- [What the task requires]: Copy out each line of the material below with no changes.

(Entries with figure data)
---
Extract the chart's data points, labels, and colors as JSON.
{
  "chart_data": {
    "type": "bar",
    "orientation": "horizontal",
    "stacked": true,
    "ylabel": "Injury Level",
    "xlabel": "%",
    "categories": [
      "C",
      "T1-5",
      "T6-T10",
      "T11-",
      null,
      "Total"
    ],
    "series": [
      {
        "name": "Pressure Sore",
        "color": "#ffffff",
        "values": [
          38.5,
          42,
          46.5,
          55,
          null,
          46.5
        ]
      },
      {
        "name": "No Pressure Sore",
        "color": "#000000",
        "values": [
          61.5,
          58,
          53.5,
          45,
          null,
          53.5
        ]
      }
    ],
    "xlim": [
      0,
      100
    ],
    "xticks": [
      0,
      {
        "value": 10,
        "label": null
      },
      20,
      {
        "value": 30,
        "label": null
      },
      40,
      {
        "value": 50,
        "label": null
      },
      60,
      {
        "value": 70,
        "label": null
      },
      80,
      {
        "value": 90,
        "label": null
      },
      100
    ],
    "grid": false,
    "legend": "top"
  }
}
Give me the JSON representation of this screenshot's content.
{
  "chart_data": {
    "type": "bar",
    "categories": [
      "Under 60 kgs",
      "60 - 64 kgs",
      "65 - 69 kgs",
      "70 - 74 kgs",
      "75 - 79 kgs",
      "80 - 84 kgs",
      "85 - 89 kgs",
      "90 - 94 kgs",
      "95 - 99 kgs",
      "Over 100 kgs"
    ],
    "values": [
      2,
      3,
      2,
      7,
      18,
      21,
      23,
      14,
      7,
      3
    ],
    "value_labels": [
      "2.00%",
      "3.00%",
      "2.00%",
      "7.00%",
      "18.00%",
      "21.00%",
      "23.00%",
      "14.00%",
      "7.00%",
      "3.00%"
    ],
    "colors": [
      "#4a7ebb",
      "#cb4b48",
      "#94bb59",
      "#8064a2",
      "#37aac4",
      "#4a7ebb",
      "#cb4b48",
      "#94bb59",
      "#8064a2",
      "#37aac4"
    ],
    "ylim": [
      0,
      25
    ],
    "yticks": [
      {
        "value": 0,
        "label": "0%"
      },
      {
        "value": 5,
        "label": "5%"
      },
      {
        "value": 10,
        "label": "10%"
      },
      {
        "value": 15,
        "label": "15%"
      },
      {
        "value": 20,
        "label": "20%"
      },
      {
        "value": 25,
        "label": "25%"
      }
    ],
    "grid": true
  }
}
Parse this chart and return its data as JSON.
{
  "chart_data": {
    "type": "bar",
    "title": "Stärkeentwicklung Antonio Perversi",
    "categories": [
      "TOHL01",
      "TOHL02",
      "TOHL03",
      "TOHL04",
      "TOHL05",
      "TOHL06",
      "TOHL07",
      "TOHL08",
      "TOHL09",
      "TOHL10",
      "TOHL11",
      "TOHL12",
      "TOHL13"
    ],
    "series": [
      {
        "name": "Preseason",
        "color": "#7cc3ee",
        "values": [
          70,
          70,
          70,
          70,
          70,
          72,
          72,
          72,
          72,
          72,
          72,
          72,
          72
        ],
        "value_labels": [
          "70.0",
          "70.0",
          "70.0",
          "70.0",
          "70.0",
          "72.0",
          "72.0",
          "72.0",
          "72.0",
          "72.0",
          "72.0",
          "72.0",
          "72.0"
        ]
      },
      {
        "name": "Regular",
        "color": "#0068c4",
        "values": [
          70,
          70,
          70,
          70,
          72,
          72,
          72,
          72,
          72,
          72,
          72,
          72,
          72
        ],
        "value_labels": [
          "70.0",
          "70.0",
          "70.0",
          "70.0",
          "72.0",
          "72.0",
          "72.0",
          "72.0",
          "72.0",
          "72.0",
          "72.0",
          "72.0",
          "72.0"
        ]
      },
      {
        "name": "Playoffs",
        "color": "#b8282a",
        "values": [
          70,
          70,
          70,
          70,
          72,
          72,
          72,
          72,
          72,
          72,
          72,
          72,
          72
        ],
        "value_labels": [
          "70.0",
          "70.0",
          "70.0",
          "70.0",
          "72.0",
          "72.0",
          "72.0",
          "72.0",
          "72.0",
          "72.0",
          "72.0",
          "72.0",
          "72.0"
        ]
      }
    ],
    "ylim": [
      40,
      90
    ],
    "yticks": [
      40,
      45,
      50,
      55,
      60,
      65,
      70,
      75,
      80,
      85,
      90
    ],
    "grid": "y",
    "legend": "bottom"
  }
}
---
- [Output for this task]:
Extract the chart's data points, labels, and colors as JSON.
{
  "chart_data": {
    "type": "bar",
    "orientation": "horizontal",
    "stacked": true,
    "ylabel": "Injury Level",
    "xlabel": "%",
    "categories": [
      "C",
      "T1-5",
      "T6-T10",
      "T11-",
      null,
      "Total"
    ],
    "series": [
      {
        "name": "Pressure Sore",
        "color": "#ffffff",
        "values": [
          38.5,
          42,
          46.5,
          55,
          null,
          46.5
        ]
      },
      {
        "name": "No Pressure Sore",
        "color": "#000000",
        "values": [
          61.5,
          58,
          53.5,
          45,
          null,
          53.5
        ]
      }
    ],
    "xlim": [
      0,
      100
    ],
    "xticks": [
      0,
      {
        "value": 10,
        "label": null
      },
      20,
      {
        "value": 30,
        "label": null
      },
      40,
      {
        "value": 50,
        "label": null
      },
      60,
      {
        "value": 70,
        "label": null
      },
      80,
      {
        "value": 90,
        "label": null
      },
      100
    ],
    "grid": false,
    "legend": "top"
  }
}
Give me the JSON representation of this screenshot's content.
{
  "chart_data": {
    "type": "bar",
    "categories": [
      "Under 60 kgs",
      "60 - 64 kgs",
      "65 - 69 kgs",
      "70 - 74 kgs",
      "75 - 79 kgs",
      "80 - 84 kgs",
      "85 - 89 kgs",
      "90 - 94 kgs",
      "95 - 99 kgs",
      "Over 100 kgs"
    ],
    "values": [
      2,
      3,
      2,
      7,
      18,
      21,
      23,
      14,
      7,
      3
    ],
    "value_labels": [
      "2.00%",
      "3.00%",
      "2.00%",
      "7.00%",
      "18.00%",
      "21.00%",
      "23.00%",
      "14.00%",
      "7.00%",
      "3.00%"
    ],
    "colors": [
      "#4a7ebb",
      "#cb4b48",
      "#94bb59",
      "#8064a2",
      "#37aac4",
      "#4a7ebb",
      "#cb4b48",
      "#94bb59",
      "#8064a2",
      "#37aac4"
    ],
    "ylim": [
      0,
      25
    ],
    "yticks": [
      {
        "value": 0,
        "label": "0%"
      },
      {
        "value": 5,
        "label": "5%"
      },
      {
        "value": 10,
        "label": "10%"
      },
      {
        "value": 15,
        "label": "15%"
      },
      {
        "value": 20,
        "label": "20%"
      },
      {
        "value": 25,
        "label": "25%"
      }
    ],
    "grid": true
  }
}
Parse this chart and return its data as JSON.
{
  "chart_data": {
    "type": "bar",
    "title": "Stärkeentwicklung Antonio Perversi",
    "categories": [
      "TOHL01",
      "TOHL02",
      "TOHL03",
      "TOHL04",
      "TOHL05",
      "TOHL06",
      "TOHL07",
      "TOHL08",
      "TOHL09",
      "TOHL10",
      "TOHL11",
      "TOHL12",
      "TOHL13"
    ],
    "series": [
      {
        "name": "Preseason",
        "color": "#7cc3ee",
        "values": [
          70,
          70,
          70,
          70,
          70,
          72,
          72,
          72,
          72,
          72,
          72,
          72,
          72
        ],
        "value_labels": [
          "70.0",
          "70.0",
          "70.0",
          "70.0",
          "70.0",
          "72.0",
          "72.0",
          "72.0",
          "72.0",
          "72.0",
          "72.0",
          "72.0",
          "72.0"
        ]
      },
      {
        "name": "Regular",
        "color": "#0068c4",
        "values": [
          70,
          70,
          70,
          70,
          72,
          72,
          72,
          72,
          72,
          72,
          72,
          72,
          72
        ],
        "value_labels": [
          "70.0",
          "70.0",
          "70.0",
          "70.0",
          "72.0",
          "72.0",
          "72.0",
          "72.0",
          "72.0",
          "72.0",
          "72.0",
          "72.0",
          "72.0"
        ]
      },
      {
        "name": "Playoffs",
        "color": "#b8282a",
        "values": [
          70,
          70,
          70,
          70,
          72,
          72,
          72,
          72,
          72,
          72,
          72,
          72,
          72
        ],
        "value_labels": [
          "70.0",
          "70.0",
          "70.0",
          "70.0",
          "72.0",
          "72.0",
          "72.0",
          "72.0",
          "72.0",
          "72.0",
          "72.0",
          "72.0",
          "72.0"
        ]
      }
    ],
    "ylim": [
      40,
      90
    ],
    "yticks": [
      40,
      45,
      50,
      55,
      60,
      65,
      70,
      75,
      80,
      85,
      90
    ],
    "grid": "y",
    "legend": "bottom"
  }
}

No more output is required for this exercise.